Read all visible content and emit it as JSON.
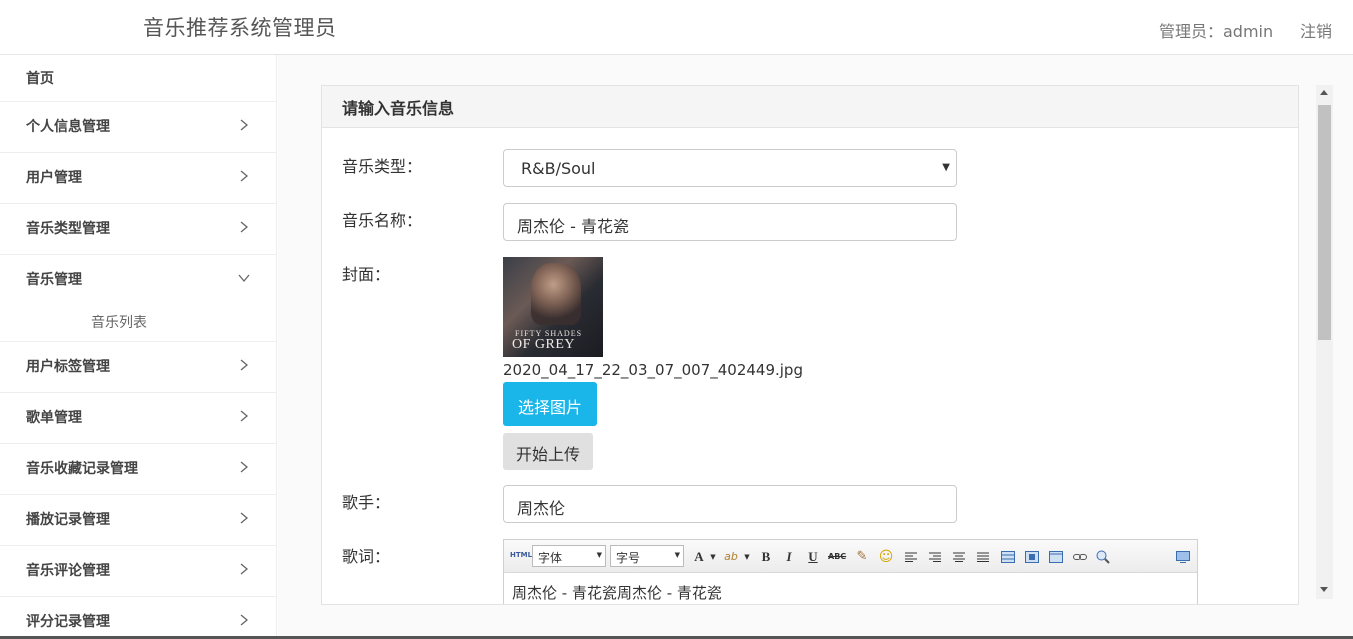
{
  "header": {
    "app_title": "音乐推荐系统管理员",
    "admin_label": "管理员：admin",
    "logout": "注销"
  },
  "sidebar": {
    "items": [
      {
        "label": "首页",
        "chevron": "none"
      },
      {
        "label": "个人信息管理",
        "chevron": "right"
      },
      {
        "label": "用户管理",
        "chevron": "right"
      },
      {
        "label": "音乐类型管理",
        "chevron": "right"
      },
      {
        "label": "音乐管理",
        "chevron": "down",
        "children": [
          {
            "label": "音乐列表"
          }
        ]
      },
      {
        "label": "用户标签管理",
        "chevron": "right"
      },
      {
        "label": "歌单管理",
        "chevron": "right"
      },
      {
        "label": "音乐收藏记录管理",
        "chevron": "right"
      },
      {
        "label": "播放记录管理",
        "chevron": "right"
      },
      {
        "label": "音乐评论管理",
        "chevron": "right"
      },
      {
        "label": "评分记录管理",
        "chevron": "right"
      }
    ]
  },
  "form": {
    "heading": "请输入音乐信息",
    "type_label": "音乐类型：",
    "type_value": "R&B/Soul",
    "name_label": "音乐名称：",
    "name_value": "周杰伦 - 青花瓷",
    "cover_label": "封面：",
    "cover_text_line1": "FIFTY SHADES",
    "cover_text_line2": "OF GREY",
    "cover_filename": "2020_04_17_22_03_07_007_402449.jpg",
    "choose_button": "选择图片",
    "upload_button": "开始上传",
    "singer_label": "歌手：",
    "singer_value": "周杰伦",
    "lyrics_label": "歌词：",
    "lyrics_value": "周杰伦 - 青花瓷周杰伦 - 青花瓷"
  },
  "editor_toolbar": {
    "html_label": "HTML",
    "font_family": "字体",
    "font_size": "字号",
    "font_color_glyph": "A",
    "bold_glyph": "B",
    "italic_glyph": "I",
    "underline_glyph": "U",
    "strike_glyph": "ABC"
  },
  "colors": {
    "accent": "#1ab6ea",
    "panel_heading_bg": "#f5f5f5",
    "content_bg": "#fafafa"
  }
}
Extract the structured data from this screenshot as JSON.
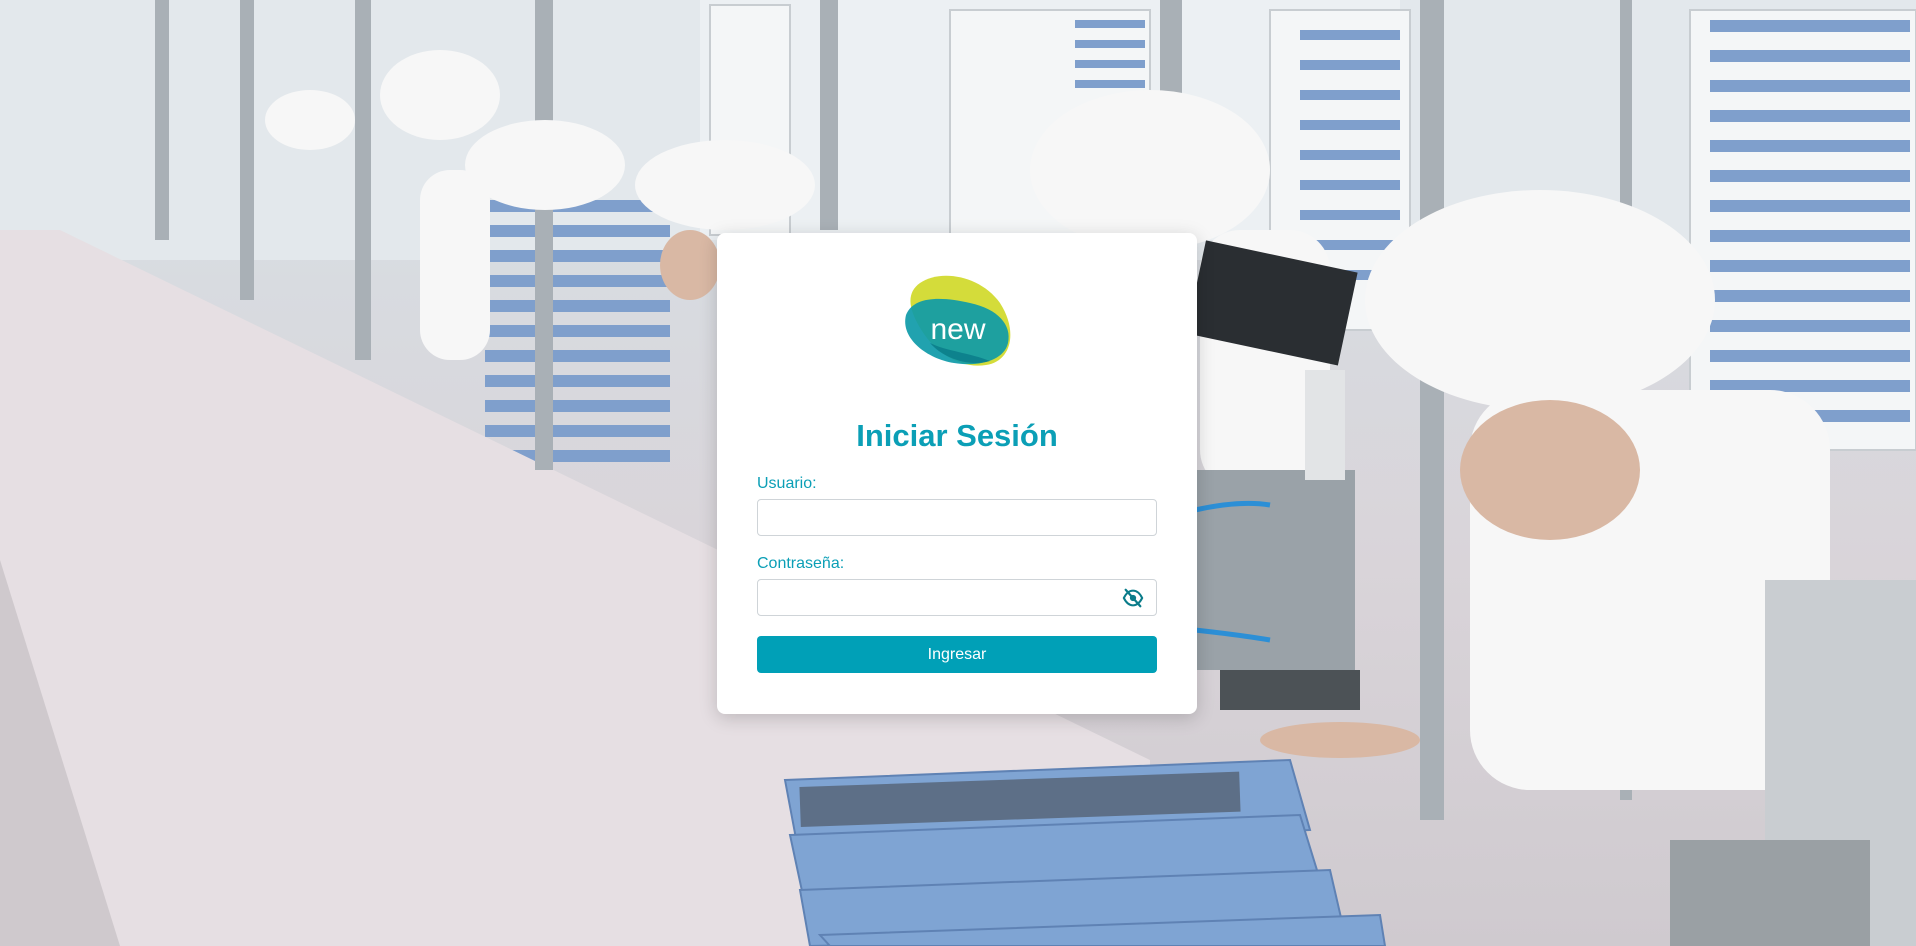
{
  "background": {
    "description_icon": "factory-photo"
  },
  "logo": {
    "text": "new",
    "colors": {
      "lime": "#d4dc3a",
      "teal": "#0e9aa8",
      "teal_dark": "#0a7c8a"
    }
  },
  "login": {
    "title": "Iniciar Sesión",
    "username_label": "Usuario:",
    "username_value": "",
    "password_label": "Contraseña:",
    "password_value": "",
    "toggle_icon": "eye-slash-icon",
    "submit_label": "Ingresar"
  },
  "colors": {
    "accent": "#00a0b7",
    "title": "#0b9fb6",
    "card_bg": "#ffffff"
  }
}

--- Problem to solve ---
Leave out the pictures and copy every record above exactly.

--- Correct response ---
Read all visible content and emit it as JSON.
{
  "header": {
    "app_title": "音乐推荐系统管理员",
    "admin_label": "管理员：admin",
    "logout": "注销"
  },
  "sidebar": {
    "items": [
      {
        "label": "首页",
        "chevron": "none"
      },
      {
        "label": "个人信息管理",
        "chevron": "right"
      },
      {
        "label": "用户管理",
        "chevron": "right"
      },
      {
        "label": "音乐类型管理",
        "chevron": "right"
      },
      {
        "label": "音乐管理",
        "chevron": "down",
        "children": [
          {
            "label": "音乐列表"
          }
        ]
      },
      {
        "label": "用户标签管理",
        "chevron": "right"
      },
      {
        "label": "歌单管理",
        "chevron": "right"
      },
      {
        "label": "音乐收藏记录管理",
        "chevron": "right"
      },
      {
        "label": "播放记录管理",
        "chevron": "right"
      },
      {
        "label": "音乐评论管理",
        "chevron": "right"
      },
      {
        "label": "评分记录管理",
        "chevron": "right"
      }
    ]
  },
  "form": {
    "heading": "请输入音乐信息",
    "type_label": "音乐类型：",
    "type_value": "R&B/Soul",
    "name_label": "音乐名称：",
    "name_value": "周杰伦 - 青花瓷",
    "cover_label": "封面：",
    "cover_text_line1": "FIFTY SHADES",
    "cover_text_line2": "OF GREY",
    "cover_filename": "2020_04_17_22_03_07_007_402449.jpg",
    "choose_button": "选择图片",
    "upload_button": "开始上传",
    "singer_label": "歌手：",
    "singer_value": "周杰伦",
    "lyrics_label": "歌词：",
    "lyrics_value": "周杰伦 - 青花瓷周杰伦 - 青花瓷"
  },
  "editor_toolbar": {
    "html_label": "HTML",
    "font_family": "字体",
    "font_size": "字号",
    "font_color_glyph": "A",
    "bold_glyph": "B",
    "italic_glyph": "I",
    "underline_glyph": "U",
    "strike_glyph": "ABC"
  },
  "colors": {
    "accent": "#1ab6ea",
    "panel_heading_bg": "#f5f5f5",
    "content_bg": "#fafafa"
  }
}
Extract the structured data from this screenshot as JSON.
{
  "background": {
    "description_icon": "factory-photo"
  },
  "logo": {
    "text": "new",
    "colors": {
      "lime": "#d4dc3a",
      "teal": "#0e9aa8",
      "teal_dark": "#0a7c8a"
    }
  },
  "login": {
    "title": "Iniciar Sesión",
    "username_label": "Usuario:",
    "username_value": "",
    "password_label": "Contraseña:",
    "password_value": "",
    "toggle_icon": "eye-slash-icon",
    "submit_label": "Ingresar"
  },
  "colors": {
    "accent": "#00a0b7",
    "title": "#0b9fb6",
    "card_bg": "#ffffff"
  }
}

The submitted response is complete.